• **EXERCISE DETAILS**: Please list all lines of the material below in which the string "object" occurs.

Figure data in JSON:
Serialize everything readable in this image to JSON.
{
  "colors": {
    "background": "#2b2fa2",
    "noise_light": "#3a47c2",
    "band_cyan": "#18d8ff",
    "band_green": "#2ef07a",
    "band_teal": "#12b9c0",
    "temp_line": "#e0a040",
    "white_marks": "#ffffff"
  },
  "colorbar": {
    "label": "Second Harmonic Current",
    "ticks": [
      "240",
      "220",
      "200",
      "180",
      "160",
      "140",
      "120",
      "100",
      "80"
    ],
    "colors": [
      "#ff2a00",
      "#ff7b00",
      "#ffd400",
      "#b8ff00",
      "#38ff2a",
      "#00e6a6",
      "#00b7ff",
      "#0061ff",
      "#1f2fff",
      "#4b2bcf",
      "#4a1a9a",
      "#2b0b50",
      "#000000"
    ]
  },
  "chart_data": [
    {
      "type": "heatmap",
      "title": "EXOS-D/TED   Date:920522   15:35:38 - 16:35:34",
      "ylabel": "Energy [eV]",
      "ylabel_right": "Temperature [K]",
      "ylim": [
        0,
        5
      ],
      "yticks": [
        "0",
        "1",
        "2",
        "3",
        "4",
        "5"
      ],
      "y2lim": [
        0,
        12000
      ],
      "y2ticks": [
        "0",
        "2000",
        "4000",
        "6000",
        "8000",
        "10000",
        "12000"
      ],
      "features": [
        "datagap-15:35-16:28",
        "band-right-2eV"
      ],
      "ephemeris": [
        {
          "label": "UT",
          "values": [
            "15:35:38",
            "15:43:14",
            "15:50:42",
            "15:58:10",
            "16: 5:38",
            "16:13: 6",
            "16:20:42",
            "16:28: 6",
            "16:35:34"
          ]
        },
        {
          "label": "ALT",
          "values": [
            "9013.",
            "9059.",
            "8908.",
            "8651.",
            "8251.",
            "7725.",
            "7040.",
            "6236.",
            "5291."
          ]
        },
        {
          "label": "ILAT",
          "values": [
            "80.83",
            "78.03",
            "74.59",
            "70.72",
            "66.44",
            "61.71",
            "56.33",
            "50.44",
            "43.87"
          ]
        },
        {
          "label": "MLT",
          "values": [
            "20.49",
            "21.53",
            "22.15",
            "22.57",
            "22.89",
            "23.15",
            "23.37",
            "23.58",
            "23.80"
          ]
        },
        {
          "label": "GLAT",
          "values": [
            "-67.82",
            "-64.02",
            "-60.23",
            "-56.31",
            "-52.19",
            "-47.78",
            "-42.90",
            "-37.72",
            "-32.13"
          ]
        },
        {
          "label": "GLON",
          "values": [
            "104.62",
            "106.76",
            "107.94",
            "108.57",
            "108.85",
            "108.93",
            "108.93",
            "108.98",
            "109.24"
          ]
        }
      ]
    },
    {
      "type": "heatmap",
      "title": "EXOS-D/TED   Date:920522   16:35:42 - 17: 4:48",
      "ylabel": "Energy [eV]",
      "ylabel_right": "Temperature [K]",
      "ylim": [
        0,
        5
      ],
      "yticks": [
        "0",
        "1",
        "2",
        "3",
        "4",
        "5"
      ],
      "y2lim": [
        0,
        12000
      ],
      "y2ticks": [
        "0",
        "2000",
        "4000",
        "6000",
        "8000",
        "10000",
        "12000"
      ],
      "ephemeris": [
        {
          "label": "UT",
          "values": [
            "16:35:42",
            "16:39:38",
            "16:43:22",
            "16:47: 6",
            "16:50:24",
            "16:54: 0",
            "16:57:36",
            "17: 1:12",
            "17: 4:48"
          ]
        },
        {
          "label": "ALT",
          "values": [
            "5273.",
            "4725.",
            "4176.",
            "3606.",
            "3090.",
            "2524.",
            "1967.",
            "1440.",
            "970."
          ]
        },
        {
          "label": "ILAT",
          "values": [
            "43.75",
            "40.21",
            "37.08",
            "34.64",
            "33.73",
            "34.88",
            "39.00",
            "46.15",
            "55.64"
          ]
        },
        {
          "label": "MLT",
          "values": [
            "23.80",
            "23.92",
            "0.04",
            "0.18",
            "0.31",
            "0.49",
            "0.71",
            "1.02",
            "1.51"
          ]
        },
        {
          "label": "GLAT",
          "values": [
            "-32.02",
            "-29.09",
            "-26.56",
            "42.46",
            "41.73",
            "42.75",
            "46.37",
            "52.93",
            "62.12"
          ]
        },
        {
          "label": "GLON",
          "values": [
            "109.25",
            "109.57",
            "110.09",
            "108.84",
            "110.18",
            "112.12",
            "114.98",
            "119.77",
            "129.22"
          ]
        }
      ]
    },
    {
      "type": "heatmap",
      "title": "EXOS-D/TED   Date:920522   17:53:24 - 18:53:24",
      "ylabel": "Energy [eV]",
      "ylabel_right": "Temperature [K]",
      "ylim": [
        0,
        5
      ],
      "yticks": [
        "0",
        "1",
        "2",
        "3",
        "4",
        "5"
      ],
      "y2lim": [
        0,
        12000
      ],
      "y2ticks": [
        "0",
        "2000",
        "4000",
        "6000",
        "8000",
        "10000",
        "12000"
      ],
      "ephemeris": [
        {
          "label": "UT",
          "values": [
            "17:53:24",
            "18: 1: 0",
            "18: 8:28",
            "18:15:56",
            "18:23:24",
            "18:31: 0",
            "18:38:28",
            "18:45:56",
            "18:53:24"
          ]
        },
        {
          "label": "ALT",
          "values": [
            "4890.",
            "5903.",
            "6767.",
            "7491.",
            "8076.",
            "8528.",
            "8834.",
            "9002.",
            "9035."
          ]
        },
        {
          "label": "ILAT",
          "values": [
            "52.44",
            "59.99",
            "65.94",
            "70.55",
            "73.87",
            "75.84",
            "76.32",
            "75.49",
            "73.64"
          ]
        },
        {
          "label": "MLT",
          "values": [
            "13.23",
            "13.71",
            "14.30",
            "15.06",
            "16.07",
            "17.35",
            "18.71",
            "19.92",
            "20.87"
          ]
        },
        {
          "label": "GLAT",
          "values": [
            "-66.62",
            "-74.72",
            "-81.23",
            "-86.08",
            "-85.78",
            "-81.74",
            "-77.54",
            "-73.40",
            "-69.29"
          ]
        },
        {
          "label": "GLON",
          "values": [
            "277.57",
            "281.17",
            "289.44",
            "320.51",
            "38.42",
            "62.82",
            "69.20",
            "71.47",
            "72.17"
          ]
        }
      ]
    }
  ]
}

--

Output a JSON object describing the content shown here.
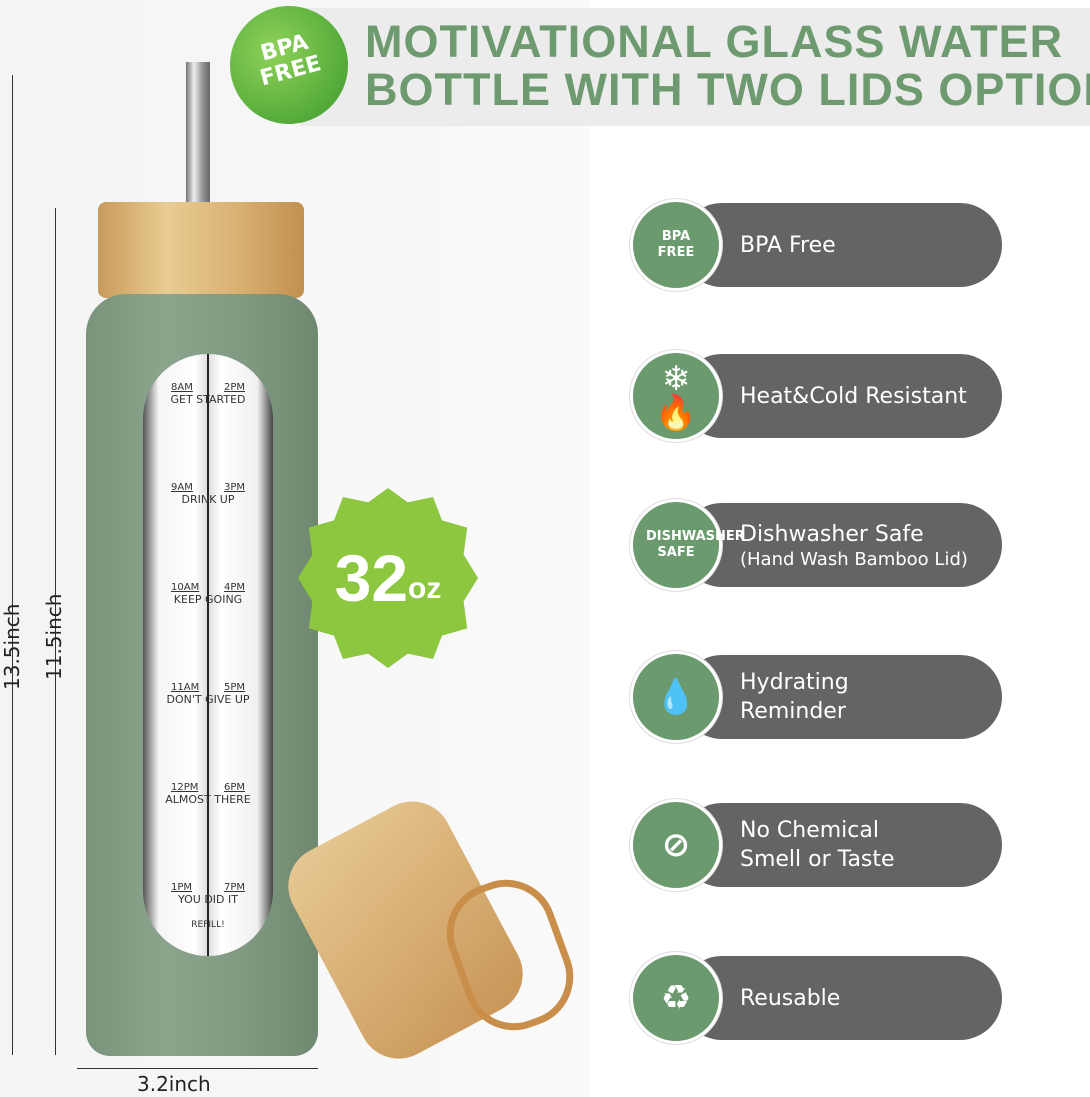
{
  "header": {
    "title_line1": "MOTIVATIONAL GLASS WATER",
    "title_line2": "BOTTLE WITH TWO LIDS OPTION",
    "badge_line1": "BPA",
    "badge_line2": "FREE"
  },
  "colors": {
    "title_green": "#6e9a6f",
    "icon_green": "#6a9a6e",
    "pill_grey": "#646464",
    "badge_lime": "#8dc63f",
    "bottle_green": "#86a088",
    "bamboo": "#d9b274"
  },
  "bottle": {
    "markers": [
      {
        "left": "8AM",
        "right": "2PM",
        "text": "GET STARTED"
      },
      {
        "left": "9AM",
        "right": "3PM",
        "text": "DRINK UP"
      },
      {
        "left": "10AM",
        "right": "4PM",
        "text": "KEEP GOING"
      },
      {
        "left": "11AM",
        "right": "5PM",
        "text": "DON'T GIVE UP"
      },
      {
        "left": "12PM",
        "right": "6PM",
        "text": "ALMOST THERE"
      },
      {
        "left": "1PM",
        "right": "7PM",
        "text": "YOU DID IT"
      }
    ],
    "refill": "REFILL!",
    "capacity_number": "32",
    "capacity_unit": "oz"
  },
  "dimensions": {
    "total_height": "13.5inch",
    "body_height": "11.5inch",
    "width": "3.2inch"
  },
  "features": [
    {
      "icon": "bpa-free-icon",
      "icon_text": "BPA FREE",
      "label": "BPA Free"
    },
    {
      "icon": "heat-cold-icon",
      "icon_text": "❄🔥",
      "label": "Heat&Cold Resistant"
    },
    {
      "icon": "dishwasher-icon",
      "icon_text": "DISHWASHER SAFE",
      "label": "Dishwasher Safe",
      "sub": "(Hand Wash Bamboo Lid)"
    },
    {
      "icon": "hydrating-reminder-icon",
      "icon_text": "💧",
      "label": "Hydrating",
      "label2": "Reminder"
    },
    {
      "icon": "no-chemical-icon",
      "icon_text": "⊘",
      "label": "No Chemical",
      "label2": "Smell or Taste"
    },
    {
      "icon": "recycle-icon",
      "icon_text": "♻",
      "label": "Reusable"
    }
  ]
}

--

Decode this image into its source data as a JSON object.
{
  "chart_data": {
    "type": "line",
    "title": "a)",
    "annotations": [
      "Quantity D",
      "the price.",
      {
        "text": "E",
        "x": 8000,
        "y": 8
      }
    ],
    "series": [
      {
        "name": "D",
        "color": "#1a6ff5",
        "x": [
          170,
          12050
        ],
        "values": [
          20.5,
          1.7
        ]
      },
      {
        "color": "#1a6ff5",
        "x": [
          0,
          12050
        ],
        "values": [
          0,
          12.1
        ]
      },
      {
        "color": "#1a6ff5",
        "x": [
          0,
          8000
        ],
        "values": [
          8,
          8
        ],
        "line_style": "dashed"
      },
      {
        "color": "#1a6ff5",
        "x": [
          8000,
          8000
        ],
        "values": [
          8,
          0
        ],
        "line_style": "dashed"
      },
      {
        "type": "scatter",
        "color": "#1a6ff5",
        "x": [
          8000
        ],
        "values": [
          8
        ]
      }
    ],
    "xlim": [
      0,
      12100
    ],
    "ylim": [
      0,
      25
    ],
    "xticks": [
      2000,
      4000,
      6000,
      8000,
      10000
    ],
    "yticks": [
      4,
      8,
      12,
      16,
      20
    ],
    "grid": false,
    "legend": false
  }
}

• **SOLUTION FOR THIS PROBLEM**:
Output a JSON object describing the content shown here.
Decode this image into its source data as a JSON object.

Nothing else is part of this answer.